__TO DO__: Show every line of the records below that contains the word "Army".
=======
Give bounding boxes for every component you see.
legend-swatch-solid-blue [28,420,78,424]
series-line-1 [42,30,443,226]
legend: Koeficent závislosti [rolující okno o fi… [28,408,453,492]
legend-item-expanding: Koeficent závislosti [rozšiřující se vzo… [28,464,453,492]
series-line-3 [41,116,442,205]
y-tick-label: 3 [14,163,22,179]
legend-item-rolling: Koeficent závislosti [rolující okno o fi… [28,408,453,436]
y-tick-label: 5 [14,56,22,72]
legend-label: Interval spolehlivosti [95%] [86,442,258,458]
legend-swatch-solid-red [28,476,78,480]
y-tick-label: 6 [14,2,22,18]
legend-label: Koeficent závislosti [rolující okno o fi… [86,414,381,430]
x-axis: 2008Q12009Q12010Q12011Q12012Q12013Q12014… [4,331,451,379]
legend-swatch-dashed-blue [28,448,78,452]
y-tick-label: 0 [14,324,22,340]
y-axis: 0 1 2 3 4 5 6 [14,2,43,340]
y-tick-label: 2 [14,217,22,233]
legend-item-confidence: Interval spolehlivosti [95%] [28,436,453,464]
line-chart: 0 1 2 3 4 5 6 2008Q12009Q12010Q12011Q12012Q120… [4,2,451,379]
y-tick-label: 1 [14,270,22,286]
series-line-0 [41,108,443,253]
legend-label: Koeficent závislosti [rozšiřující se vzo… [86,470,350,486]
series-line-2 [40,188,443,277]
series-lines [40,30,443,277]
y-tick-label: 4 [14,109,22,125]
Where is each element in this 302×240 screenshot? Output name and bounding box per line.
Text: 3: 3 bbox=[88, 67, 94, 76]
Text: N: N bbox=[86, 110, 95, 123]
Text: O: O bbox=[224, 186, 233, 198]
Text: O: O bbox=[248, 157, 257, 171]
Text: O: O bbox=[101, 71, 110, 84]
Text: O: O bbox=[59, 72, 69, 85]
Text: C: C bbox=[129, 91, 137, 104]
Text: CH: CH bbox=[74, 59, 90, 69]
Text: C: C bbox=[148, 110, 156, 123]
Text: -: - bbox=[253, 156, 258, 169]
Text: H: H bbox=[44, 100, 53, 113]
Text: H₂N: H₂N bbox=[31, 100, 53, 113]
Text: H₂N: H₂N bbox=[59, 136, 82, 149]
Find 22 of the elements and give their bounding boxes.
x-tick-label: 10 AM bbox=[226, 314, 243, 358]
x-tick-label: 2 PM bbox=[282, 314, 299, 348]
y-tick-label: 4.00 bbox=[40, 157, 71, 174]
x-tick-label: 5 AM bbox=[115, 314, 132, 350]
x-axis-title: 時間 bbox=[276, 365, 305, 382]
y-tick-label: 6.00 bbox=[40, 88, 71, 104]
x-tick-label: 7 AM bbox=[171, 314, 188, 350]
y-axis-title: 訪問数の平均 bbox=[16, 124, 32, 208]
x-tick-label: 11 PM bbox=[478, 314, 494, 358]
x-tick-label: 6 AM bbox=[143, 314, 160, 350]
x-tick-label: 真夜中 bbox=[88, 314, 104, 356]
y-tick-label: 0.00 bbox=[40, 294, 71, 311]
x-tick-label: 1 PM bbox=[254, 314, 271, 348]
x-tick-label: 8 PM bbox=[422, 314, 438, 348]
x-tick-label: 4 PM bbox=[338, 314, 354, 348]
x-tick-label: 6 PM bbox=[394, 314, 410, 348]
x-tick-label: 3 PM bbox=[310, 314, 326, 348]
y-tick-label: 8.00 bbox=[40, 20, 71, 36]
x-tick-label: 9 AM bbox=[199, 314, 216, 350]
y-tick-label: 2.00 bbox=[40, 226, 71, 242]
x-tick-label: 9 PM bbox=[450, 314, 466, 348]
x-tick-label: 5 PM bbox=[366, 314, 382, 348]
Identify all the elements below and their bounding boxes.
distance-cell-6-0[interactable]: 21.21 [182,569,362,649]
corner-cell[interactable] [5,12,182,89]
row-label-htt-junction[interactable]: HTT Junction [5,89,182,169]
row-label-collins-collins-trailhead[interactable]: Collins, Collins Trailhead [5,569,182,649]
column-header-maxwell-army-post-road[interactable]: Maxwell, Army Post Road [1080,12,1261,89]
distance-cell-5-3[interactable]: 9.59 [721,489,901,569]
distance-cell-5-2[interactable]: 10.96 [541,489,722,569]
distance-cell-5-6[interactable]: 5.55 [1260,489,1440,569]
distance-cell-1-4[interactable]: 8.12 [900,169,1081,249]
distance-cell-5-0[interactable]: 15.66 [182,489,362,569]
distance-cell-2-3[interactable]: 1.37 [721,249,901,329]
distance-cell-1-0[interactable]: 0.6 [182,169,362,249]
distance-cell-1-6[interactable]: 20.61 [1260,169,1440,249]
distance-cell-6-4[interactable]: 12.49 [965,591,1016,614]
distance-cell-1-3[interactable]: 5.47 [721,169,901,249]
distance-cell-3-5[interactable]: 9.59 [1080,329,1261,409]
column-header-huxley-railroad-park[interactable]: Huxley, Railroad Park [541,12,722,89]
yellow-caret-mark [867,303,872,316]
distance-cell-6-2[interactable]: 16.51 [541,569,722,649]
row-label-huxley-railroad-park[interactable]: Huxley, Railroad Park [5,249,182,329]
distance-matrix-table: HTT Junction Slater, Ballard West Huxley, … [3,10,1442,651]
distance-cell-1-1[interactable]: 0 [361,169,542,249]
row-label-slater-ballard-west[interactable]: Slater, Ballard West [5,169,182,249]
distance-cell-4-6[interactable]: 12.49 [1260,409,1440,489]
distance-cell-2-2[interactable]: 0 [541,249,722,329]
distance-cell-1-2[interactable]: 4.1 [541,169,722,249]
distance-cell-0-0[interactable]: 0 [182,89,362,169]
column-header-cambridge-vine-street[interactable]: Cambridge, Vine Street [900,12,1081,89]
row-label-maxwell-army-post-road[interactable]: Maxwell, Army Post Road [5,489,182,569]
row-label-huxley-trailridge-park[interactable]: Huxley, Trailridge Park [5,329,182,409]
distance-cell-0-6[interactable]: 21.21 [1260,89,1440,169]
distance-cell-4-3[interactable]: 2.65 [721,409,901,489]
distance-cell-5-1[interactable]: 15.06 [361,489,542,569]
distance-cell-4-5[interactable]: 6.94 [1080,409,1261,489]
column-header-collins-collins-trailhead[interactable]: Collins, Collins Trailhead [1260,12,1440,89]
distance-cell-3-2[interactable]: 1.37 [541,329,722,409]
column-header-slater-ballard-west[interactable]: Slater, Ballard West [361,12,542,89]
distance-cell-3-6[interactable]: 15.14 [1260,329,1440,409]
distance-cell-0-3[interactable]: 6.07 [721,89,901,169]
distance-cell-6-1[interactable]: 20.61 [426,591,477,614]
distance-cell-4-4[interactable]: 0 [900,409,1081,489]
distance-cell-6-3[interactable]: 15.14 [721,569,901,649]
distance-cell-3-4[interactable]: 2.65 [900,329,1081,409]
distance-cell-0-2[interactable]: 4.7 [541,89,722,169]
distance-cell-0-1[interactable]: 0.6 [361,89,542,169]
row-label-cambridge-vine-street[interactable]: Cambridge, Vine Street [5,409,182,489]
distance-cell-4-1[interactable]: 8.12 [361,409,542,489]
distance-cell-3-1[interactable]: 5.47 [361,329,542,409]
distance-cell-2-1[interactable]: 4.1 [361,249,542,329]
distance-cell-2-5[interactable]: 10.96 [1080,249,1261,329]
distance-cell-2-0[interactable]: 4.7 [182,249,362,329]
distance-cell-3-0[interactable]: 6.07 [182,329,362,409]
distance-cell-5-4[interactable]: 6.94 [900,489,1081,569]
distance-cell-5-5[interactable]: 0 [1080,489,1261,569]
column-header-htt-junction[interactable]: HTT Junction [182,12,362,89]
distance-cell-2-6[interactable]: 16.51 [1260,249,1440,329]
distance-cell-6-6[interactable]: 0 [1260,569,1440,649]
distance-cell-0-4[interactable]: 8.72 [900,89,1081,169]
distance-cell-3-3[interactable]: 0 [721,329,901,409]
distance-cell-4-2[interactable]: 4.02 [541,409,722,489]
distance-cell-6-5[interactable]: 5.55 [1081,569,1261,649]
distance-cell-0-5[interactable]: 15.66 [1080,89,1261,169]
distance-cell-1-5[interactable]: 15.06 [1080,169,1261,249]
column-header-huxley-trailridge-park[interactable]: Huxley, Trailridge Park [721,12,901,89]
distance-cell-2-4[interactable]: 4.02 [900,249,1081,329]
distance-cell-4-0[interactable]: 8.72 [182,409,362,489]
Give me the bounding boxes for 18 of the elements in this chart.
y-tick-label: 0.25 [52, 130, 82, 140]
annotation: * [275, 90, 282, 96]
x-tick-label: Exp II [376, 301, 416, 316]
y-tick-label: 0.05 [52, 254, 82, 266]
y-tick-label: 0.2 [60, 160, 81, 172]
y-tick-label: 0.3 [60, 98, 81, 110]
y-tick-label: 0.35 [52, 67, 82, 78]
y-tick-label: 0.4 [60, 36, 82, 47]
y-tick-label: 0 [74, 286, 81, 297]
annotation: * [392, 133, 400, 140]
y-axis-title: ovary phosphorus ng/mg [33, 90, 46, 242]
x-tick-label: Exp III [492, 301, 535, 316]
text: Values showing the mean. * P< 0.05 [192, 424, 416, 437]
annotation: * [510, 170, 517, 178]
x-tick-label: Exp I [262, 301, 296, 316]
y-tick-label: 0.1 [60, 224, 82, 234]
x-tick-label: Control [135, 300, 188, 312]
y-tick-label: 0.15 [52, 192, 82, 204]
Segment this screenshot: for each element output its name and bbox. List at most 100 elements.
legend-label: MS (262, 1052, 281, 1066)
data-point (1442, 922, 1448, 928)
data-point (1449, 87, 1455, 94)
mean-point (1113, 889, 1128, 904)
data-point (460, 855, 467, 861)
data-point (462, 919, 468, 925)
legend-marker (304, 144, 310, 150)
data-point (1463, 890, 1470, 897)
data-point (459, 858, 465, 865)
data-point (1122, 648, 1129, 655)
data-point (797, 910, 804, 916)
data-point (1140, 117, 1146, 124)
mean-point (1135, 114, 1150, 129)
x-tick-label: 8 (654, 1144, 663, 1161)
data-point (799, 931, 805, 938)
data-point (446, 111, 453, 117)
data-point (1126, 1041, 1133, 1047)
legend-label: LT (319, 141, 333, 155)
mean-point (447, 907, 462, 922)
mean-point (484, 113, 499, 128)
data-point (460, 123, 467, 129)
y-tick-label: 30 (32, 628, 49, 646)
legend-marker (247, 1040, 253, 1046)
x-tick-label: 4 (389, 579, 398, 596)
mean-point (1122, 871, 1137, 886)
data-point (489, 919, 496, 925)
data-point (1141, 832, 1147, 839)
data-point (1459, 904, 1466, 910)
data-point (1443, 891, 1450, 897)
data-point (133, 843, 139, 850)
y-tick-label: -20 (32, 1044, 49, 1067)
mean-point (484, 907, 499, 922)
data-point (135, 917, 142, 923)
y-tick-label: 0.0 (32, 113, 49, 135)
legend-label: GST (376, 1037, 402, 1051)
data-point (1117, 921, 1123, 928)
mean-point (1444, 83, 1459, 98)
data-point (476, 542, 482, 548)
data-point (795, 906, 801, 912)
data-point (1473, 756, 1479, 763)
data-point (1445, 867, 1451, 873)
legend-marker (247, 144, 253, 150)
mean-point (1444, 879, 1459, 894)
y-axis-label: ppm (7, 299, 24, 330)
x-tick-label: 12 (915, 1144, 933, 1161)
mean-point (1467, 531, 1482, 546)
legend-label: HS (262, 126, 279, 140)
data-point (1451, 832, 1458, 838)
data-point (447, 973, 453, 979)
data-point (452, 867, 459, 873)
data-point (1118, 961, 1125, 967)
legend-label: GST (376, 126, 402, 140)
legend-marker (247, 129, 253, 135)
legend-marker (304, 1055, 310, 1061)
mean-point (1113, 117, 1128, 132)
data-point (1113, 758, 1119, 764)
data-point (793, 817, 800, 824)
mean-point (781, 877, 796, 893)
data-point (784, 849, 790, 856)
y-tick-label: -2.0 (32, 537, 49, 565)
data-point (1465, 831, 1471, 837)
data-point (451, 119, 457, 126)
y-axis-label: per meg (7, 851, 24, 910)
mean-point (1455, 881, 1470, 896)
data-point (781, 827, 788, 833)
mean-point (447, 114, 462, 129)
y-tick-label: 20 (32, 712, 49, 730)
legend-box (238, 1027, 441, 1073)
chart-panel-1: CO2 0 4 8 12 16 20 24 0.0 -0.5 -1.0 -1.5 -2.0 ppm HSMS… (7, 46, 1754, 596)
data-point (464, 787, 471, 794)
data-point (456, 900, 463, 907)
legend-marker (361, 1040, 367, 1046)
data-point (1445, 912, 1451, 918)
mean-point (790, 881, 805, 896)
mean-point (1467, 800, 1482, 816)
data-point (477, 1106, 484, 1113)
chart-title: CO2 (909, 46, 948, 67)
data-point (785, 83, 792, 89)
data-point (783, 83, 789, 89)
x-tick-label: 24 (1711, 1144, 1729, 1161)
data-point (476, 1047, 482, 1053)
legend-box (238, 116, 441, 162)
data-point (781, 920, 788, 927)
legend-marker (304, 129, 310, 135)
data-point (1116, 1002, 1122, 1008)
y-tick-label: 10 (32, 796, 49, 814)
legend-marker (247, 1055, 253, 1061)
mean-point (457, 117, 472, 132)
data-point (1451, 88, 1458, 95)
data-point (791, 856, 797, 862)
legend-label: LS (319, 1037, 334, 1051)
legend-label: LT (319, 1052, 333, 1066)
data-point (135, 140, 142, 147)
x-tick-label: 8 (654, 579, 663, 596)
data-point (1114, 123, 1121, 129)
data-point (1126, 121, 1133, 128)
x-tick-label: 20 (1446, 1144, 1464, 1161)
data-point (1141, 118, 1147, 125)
=======
__THE ANSWER__:
column-header-maxwell-army-post-road[interactable]: Maxwell, Army Post Road [1080,12,1261,89]
row-label-maxwell-army-post-road[interactable]: Maxwell, Army Post Road [5,489,182,569]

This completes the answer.